** START OF SOURCE DATA **

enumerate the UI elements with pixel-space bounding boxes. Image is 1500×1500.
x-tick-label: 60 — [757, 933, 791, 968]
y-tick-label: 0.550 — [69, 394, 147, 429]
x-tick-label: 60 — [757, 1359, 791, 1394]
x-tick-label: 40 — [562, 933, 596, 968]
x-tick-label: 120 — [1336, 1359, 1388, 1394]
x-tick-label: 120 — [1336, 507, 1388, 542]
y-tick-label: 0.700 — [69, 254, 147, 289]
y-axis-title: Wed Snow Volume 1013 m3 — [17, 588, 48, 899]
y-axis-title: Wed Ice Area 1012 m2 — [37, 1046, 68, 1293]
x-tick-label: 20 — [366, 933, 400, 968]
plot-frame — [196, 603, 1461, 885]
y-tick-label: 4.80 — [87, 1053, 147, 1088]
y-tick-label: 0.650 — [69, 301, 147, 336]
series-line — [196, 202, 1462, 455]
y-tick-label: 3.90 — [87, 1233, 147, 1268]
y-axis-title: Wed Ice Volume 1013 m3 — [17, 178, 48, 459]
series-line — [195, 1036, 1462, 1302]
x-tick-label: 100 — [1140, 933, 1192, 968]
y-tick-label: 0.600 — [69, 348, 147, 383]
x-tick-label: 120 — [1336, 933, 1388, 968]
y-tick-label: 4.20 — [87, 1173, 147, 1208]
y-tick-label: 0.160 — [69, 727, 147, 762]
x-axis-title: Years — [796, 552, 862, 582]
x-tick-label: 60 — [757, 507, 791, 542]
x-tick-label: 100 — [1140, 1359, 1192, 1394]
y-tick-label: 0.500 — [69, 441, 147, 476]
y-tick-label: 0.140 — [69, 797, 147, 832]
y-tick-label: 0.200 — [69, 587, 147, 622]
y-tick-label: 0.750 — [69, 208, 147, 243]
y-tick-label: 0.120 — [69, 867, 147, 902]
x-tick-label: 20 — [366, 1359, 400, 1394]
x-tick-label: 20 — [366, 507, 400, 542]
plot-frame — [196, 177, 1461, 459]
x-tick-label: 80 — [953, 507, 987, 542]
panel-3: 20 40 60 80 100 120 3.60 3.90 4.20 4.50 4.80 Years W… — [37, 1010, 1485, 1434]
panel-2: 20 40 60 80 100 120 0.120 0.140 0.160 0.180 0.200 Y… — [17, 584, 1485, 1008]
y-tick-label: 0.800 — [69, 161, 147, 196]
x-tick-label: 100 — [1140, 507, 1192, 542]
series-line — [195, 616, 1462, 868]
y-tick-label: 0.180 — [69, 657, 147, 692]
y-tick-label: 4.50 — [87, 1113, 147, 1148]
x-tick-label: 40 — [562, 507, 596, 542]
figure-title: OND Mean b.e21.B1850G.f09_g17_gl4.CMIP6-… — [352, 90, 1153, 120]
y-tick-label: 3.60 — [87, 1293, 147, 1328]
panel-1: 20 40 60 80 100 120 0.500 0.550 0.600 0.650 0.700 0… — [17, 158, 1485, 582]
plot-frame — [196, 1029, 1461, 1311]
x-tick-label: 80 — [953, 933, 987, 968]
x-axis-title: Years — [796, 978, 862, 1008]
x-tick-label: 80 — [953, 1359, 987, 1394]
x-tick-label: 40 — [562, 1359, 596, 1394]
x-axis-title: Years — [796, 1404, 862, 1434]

** END OF SOURCE DATA **

◆ WHAT TO WORK ON ◆
Reproduce all of the lines above, renaming each occurrence of "plot-frame" to "plot-area" and leaving everything else unchanged.

◆ EXERCISE ANSWER ◆
enumerate the UI elements with pixel-space bounding boxes. Image is 1500×1500.
x-tick-label: 60 — [757, 933, 791, 968]
y-tick-label: 0.550 — [69, 394, 147, 429]
x-tick-label: 60 — [757, 1359, 791, 1394]
x-tick-label: 40 — [562, 933, 596, 968]
x-tick-label: 120 — [1336, 1359, 1388, 1394]
x-tick-label: 120 — [1336, 507, 1388, 542]
y-tick-label: 0.700 — [69, 254, 147, 289]
y-axis-title: Wed Snow Volume 1013 m3 — [17, 588, 48, 899]
y-axis-title: Wed Ice Area 1012 m2 — [37, 1046, 68, 1293]
x-tick-label: 20 — [366, 933, 400, 968]
plot-area — [196, 603, 1461, 885]
y-tick-label: 4.80 — [87, 1053, 147, 1088]
y-tick-label: 0.650 — [69, 301, 147, 336]
series-line — [196, 202, 1462, 455]
y-tick-label: 3.90 — [87, 1233, 147, 1268]
y-axis-title: Wed Ice Volume 1013 m3 — [17, 178, 48, 459]
series-line — [195, 1036, 1462, 1302]
x-tick-label: 100 — [1140, 933, 1192, 968]
y-tick-label: 0.600 — [69, 348, 147, 383]
x-tick-label: 120 — [1336, 933, 1388, 968]
y-tick-label: 4.20 — [87, 1173, 147, 1208]
y-tick-label: 0.160 — [69, 727, 147, 762]
x-axis-title: Years — [796, 552, 862, 582]
x-tick-label: 60 — [757, 507, 791, 542]
x-tick-label: 100 — [1140, 1359, 1192, 1394]
y-tick-label: 0.500 — [69, 441, 147, 476]
y-tick-label: 0.140 — [69, 797, 147, 832]
y-tick-label: 0.200 — [69, 587, 147, 622]
y-tick-label: 0.750 — [69, 208, 147, 243]
y-tick-label: 0.120 — [69, 867, 147, 902]
x-tick-label: 20 — [366, 1359, 400, 1394]
x-tick-label: 20 — [366, 507, 400, 542]
plot-area — [196, 177, 1461, 459]
x-tick-label: 80 — [953, 507, 987, 542]
panel-3: 20 40 60 80 100 120 3.60 3.90 4.20 4.50 4.80 Years W… — [37, 1010, 1485, 1434]
panel-2: 20 40 60 80 100 120 0.120 0.140 0.160 0.180 0.200 Y… — [17, 584, 1485, 1008]
y-tick-label: 0.800 — [69, 161, 147, 196]
x-tick-label: 100 — [1140, 507, 1192, 542]
series-line — [195, 616, 1462, 868]
y-tick-label: 0.180 — [69, 657, 147, 692]
y-tick-label: 4.50 — [87, 1113, 147, 1148]
x-tick-label: 40 — [562, 507, 596, 542]
figure-title: OND Mean b.e21.B1850G.f09_g17_gl4.CMIP6-… — [352, 90, 1153, 120]
y-tick-label: 3.60 — [87, 1293, 147, 1328]
panel-1: 20 40 60 80 100 120 0.500 0.550 0.600 0.650 0.700 0… — [17, 158, 1485, 582]
plot-area — [196, 1029, 1461, 1311]
x-tick-label: 80 — [953, 933, 987, 968]
x-axis-title: Years — [796, 978, 862, 1008]
x-tick-label: 80 — [953, 1359, 987, 1394]
x-tick-label: 40 — [562, 1359, 596, 1394]
x-axis-title: Years — [796, 1404, 862, 1434]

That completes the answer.